## Page

ModelUploadOp step failing with custom prediction container - python

I am currenlty trying to deploy a Vertex pipeline to achieve the following:
Train a custom model (from a custom training python package) and dump model artifacts (trained model and data preprocessor that will be sed at prediction time). This is step is working fine as I can see new resources being created in the storage bucket.
Create a model resource via ModelUploadOp. This step fails for some reason when specifying serving_container_environment_variables and serving_container_ports with the error message in the errors section below. This is somewhat surprising as they are both needed by the prediction container and environment variables are passed as a dict as specified in the documentation.
This step works just fine using gcloud commands:
gcloud ai models upload \
--region us-west1 \
--display-name session_model_latest \
--container-image-uri gcr.io/and-reporting/pred:latest \
--container-env-vars="MODEL_BUCKET=ml_session_model" \
--container-health-route=//health \
--container-predict-route=//predict \
--container-ports=5000
Create an endpoint.

(Bounding box entries)
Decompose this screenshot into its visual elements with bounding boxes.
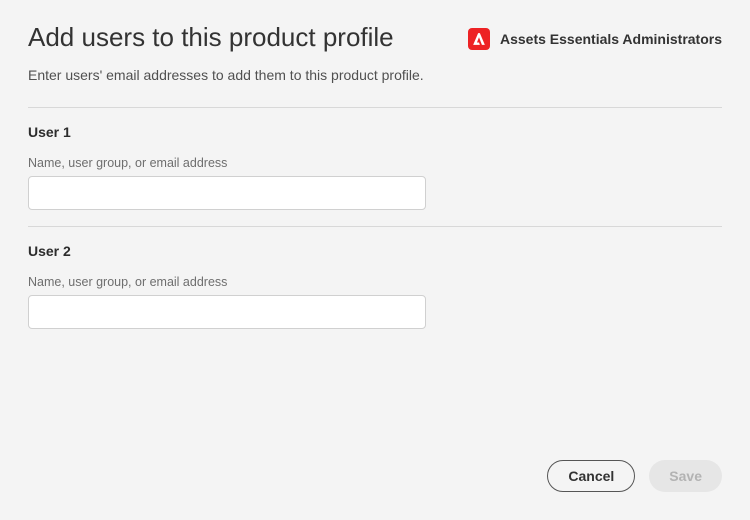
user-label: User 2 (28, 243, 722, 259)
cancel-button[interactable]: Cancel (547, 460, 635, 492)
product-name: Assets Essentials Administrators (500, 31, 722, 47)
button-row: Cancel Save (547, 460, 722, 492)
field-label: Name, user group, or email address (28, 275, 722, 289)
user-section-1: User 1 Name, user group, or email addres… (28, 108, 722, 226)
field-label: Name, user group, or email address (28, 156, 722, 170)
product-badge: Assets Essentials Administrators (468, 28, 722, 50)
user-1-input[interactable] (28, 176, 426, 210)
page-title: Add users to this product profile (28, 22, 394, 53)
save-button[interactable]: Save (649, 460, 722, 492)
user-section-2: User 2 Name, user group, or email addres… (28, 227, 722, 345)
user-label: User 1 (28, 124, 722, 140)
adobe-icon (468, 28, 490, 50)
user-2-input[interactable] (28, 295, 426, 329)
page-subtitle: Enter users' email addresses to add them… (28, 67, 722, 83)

* * *

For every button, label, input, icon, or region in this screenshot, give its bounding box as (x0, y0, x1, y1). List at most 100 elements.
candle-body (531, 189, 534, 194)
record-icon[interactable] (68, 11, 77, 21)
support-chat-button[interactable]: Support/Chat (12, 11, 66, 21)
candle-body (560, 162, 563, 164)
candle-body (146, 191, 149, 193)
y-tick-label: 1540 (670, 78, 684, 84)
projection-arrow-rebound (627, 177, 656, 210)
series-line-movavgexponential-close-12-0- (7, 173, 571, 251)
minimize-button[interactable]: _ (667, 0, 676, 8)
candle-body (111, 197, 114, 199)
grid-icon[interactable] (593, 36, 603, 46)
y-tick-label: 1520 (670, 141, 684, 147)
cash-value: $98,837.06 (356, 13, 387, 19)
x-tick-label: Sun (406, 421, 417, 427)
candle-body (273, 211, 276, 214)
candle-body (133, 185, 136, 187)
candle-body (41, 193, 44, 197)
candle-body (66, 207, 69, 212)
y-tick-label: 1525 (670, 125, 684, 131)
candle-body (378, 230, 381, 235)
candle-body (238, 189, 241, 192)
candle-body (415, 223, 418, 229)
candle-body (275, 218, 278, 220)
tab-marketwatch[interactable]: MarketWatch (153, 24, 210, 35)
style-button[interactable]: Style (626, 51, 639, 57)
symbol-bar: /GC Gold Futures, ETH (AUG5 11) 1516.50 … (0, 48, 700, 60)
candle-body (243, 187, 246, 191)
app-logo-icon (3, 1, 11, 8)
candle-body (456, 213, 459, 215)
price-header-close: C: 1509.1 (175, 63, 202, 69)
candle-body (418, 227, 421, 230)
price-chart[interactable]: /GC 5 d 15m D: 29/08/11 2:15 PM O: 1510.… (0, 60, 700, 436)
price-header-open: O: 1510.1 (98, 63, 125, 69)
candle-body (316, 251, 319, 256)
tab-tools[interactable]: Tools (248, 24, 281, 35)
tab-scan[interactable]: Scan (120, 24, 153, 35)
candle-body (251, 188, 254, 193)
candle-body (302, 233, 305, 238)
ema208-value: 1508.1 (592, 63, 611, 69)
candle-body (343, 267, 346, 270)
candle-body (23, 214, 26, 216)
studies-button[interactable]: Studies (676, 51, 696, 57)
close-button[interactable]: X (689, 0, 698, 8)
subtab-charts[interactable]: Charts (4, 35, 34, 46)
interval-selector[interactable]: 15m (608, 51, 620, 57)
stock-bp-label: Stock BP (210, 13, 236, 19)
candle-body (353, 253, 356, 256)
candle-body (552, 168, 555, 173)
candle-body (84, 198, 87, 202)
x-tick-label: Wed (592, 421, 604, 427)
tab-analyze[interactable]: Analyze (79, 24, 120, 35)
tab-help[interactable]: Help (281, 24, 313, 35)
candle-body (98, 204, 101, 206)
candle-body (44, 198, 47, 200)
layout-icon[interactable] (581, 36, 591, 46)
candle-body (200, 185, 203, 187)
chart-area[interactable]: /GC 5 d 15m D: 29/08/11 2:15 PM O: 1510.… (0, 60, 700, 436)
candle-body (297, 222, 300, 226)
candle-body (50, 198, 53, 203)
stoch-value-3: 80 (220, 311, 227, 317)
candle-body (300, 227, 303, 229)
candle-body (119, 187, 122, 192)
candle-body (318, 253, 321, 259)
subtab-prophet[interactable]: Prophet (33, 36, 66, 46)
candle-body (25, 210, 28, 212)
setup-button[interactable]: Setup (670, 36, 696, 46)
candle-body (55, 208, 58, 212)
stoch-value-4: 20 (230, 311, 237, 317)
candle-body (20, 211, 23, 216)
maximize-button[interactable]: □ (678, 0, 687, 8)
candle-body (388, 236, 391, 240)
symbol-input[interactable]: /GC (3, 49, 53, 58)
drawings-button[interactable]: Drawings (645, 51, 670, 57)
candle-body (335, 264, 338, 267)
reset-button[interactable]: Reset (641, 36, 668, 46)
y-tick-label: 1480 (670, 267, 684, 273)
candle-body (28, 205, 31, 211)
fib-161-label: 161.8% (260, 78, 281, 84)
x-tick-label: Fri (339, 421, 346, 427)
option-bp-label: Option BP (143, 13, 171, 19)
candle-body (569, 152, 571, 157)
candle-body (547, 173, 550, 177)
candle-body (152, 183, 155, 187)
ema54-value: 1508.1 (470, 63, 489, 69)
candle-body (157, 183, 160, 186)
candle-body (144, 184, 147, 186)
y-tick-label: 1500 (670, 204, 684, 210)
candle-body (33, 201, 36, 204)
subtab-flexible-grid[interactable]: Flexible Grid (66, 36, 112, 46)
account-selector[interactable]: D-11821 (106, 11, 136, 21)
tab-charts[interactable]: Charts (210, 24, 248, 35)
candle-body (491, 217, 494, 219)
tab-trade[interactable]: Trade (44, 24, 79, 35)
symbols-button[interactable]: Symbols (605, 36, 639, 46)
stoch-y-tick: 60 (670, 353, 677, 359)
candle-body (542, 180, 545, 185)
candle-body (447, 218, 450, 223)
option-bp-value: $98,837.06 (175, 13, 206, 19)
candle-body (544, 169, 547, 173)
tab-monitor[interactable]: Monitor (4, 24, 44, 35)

## Parts of the exercise
a. Reproduce the records from the line containing "Decompose this screenshot" up to and including the line containing "page-subtitle: Enter users'", omitting the pictures.
b. Continue the post about the failing ModelUploadOp step from where it stops.
These records are unrelated to the text.

## Outputs
a.
Decompose this screenshot into its visual elements with bounding boxes.
user-label: User 2 (28, 243, 722, 259)
cancel-button[interactable]: Cancel (547, 460, 635, 492)
product-name: Assets Essentials Administrators (500, 31, 722, 47)
button-row: Cancel Save (547, 460, 722, 492)
field-label: Name, user group, or email address (28, 275, 722, 289)
user-section-1: User 1 Name, user group, or email addres… (28, 108, 722, 226)
field-label: Name, user group, or email address (28, 156, 722, 170)
product-badge: Assets Essentials Administrators (468, 28, 722, 50)
user-1-input[interactable] (28, 176, 426, 210)
page-title: Add users to this product profile (28, 22, 394, 53)
save-button[interactable]: Save (649, 460, 722, 492)
user-section-2: User 2 Name, user group, or email addres… (28, 227, 722, 345)
user-label: User 1 (28, 124, 722, 140)
adobe-icon (468, 28, 490, 50)
user-2-input[interactable] (28, 295, 426, 329)
page-subtitle: Enter users' email addresses to add them… (28, 67, 722, 83)

b.
Deploy the model to the endpoint.
There is clearly something that I am getting wrong with Vertex, the components documentation doesn't help much in this case.
Pipeline
from datetime import datetime
import kfp
from google.cloud import aiplatform
from google_cloud_pipeline_components import aiplatform as gcc_aip
from kfp.v2 import compiler
PIPELINE_ROOT = "gs://ml_model_bucket/pipeline_root"
#kfp.dsl.pipeline(name="session-train-deploy", pipeline_root=PIPELINE_ROOT)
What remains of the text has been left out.